§ **DESCRIPTION OF THE TASK**
Report all lines from the entries below in which "defined" appears.

§ **SUPPLIED MATERIAL**
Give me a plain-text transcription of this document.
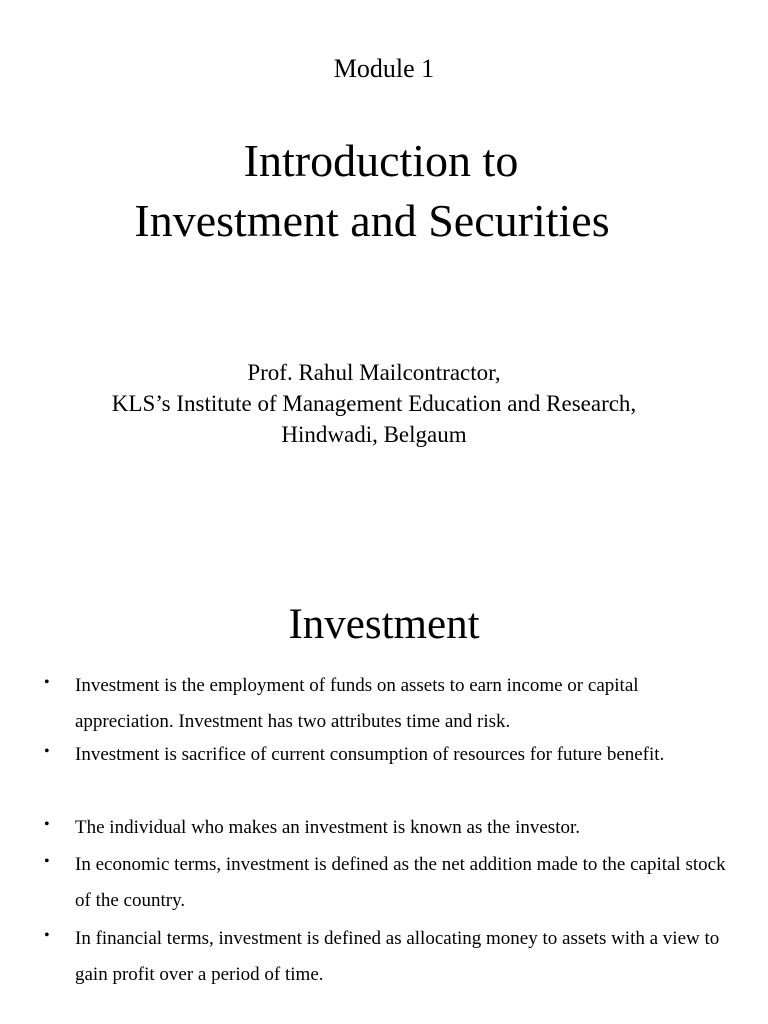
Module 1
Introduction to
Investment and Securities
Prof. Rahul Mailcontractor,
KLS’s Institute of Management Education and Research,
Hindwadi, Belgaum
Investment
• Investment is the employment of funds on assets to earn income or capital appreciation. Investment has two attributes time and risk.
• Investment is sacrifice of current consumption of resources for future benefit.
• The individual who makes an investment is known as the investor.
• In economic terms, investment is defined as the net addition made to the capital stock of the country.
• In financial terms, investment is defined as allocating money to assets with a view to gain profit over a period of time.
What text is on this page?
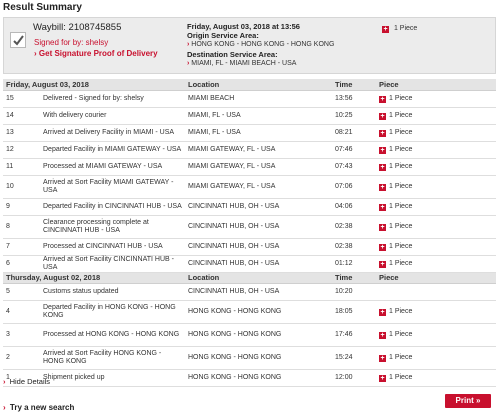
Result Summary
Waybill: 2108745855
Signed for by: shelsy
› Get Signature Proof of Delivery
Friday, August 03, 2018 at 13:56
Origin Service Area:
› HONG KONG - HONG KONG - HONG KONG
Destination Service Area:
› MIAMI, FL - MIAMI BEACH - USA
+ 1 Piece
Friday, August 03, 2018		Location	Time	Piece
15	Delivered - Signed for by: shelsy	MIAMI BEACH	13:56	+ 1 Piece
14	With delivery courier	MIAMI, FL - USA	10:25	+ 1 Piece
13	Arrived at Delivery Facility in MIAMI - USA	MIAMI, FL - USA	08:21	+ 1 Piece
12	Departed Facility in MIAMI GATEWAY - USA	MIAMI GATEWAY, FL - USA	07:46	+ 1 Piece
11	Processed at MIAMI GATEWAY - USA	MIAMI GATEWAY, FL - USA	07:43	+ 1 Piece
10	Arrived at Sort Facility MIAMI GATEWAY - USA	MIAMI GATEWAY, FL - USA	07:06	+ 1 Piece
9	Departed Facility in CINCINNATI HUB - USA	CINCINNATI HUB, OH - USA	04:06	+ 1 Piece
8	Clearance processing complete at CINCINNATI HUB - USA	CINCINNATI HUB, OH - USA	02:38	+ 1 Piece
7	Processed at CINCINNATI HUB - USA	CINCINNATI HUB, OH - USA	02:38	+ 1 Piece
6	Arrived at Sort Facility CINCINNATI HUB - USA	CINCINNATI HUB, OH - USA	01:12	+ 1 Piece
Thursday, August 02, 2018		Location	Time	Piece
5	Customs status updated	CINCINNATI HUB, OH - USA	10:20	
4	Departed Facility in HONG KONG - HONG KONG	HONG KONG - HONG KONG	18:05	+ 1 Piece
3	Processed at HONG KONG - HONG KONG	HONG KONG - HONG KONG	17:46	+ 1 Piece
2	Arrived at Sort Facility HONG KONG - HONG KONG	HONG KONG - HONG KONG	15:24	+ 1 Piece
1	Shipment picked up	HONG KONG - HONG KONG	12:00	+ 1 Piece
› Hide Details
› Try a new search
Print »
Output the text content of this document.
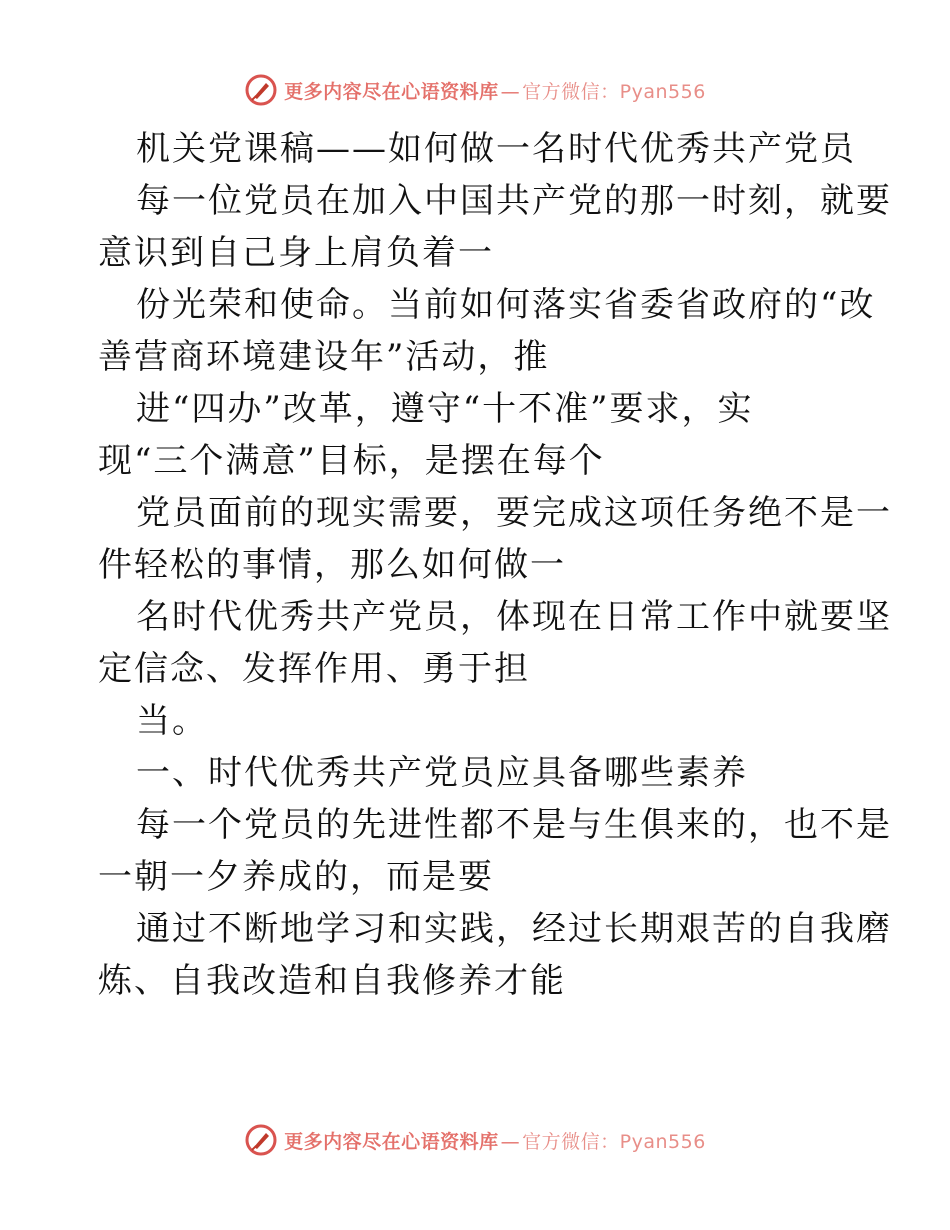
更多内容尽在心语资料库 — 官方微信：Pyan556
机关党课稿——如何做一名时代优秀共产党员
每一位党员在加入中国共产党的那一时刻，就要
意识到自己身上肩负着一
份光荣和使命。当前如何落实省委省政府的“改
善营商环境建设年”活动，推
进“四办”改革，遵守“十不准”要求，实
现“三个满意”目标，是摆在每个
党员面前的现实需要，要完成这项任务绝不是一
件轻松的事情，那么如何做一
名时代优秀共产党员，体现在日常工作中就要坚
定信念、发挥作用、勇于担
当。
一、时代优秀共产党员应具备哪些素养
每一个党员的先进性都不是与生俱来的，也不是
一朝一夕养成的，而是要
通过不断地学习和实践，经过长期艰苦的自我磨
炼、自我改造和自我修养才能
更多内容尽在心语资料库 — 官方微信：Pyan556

...

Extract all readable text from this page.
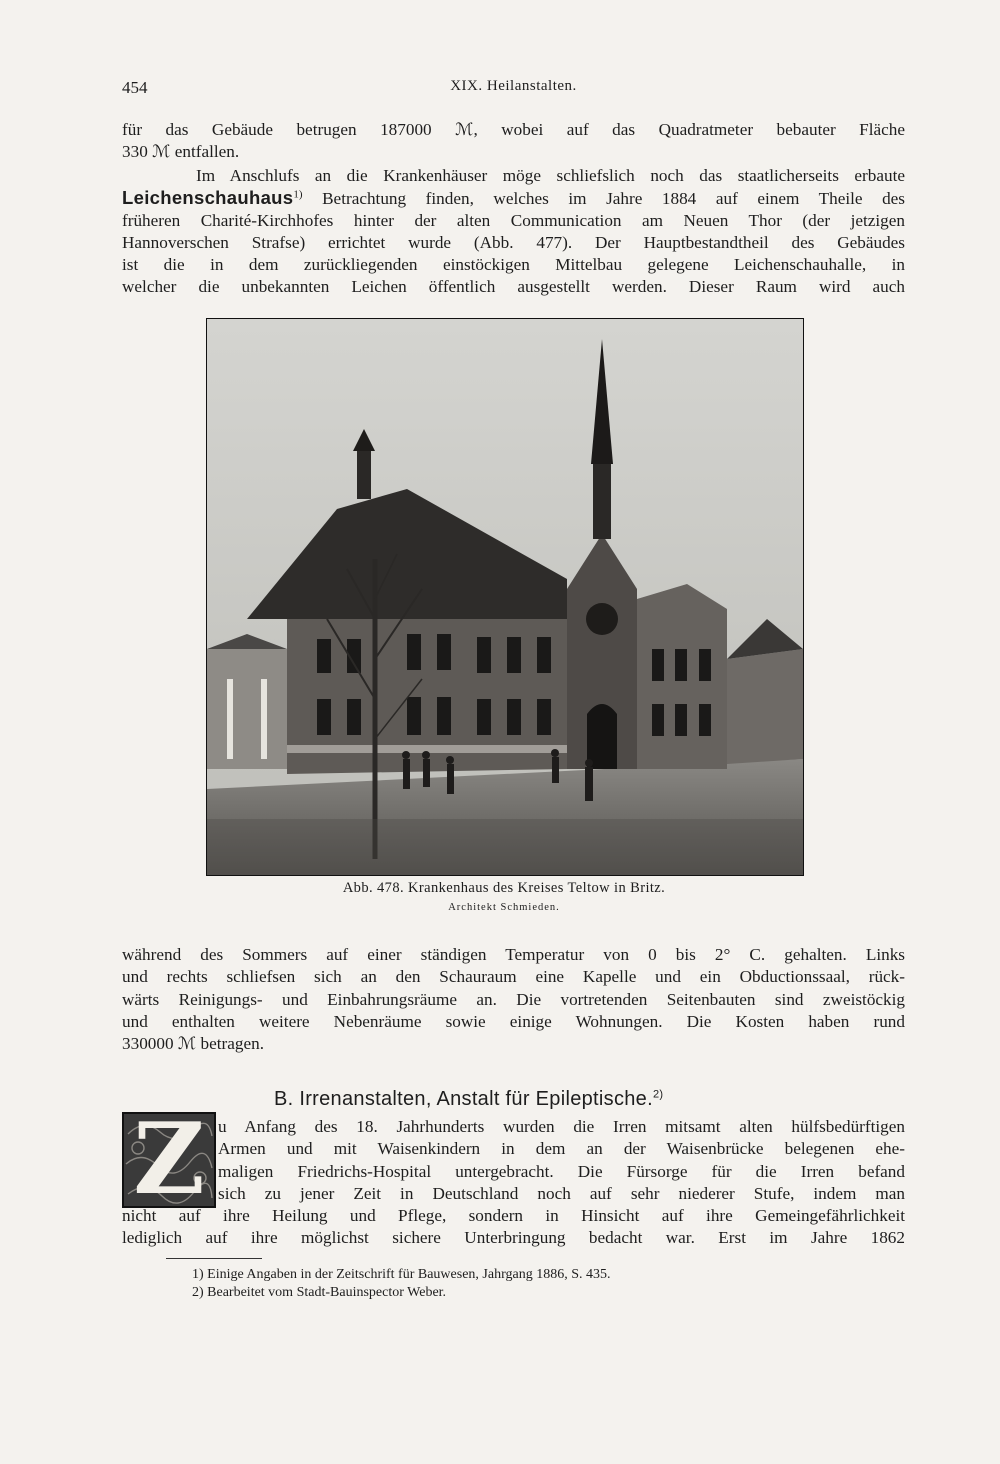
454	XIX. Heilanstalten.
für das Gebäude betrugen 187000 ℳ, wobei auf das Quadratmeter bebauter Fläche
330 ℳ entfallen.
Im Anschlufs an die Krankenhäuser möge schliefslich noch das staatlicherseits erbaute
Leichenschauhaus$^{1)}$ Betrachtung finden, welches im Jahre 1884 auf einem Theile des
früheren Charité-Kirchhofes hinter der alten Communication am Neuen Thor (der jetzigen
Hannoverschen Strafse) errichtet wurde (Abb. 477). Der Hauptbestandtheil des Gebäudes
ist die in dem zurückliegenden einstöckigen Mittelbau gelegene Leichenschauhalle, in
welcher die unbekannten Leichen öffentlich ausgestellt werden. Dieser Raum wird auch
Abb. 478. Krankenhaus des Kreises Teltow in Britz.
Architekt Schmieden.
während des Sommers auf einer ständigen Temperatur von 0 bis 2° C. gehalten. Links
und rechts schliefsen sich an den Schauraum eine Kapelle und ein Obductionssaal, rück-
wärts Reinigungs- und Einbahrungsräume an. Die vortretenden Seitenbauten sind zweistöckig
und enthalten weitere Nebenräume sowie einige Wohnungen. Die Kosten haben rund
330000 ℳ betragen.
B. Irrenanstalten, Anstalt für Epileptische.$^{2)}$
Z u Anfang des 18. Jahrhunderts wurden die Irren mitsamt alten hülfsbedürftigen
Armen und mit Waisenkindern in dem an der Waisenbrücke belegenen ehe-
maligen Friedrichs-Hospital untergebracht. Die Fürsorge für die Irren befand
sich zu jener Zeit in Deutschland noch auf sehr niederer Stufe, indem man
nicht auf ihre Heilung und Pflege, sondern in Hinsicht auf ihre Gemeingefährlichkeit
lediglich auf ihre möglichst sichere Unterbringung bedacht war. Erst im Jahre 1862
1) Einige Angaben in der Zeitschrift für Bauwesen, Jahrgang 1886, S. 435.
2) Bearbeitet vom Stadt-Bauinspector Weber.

§ **RESULT OF THIS EXERCISE**
• In economic terms, investment is defined as the net addition made to the capital stock of the country.
• In financial terms, investment is defined as allocating money to assets with a view to gain profit over a period of time.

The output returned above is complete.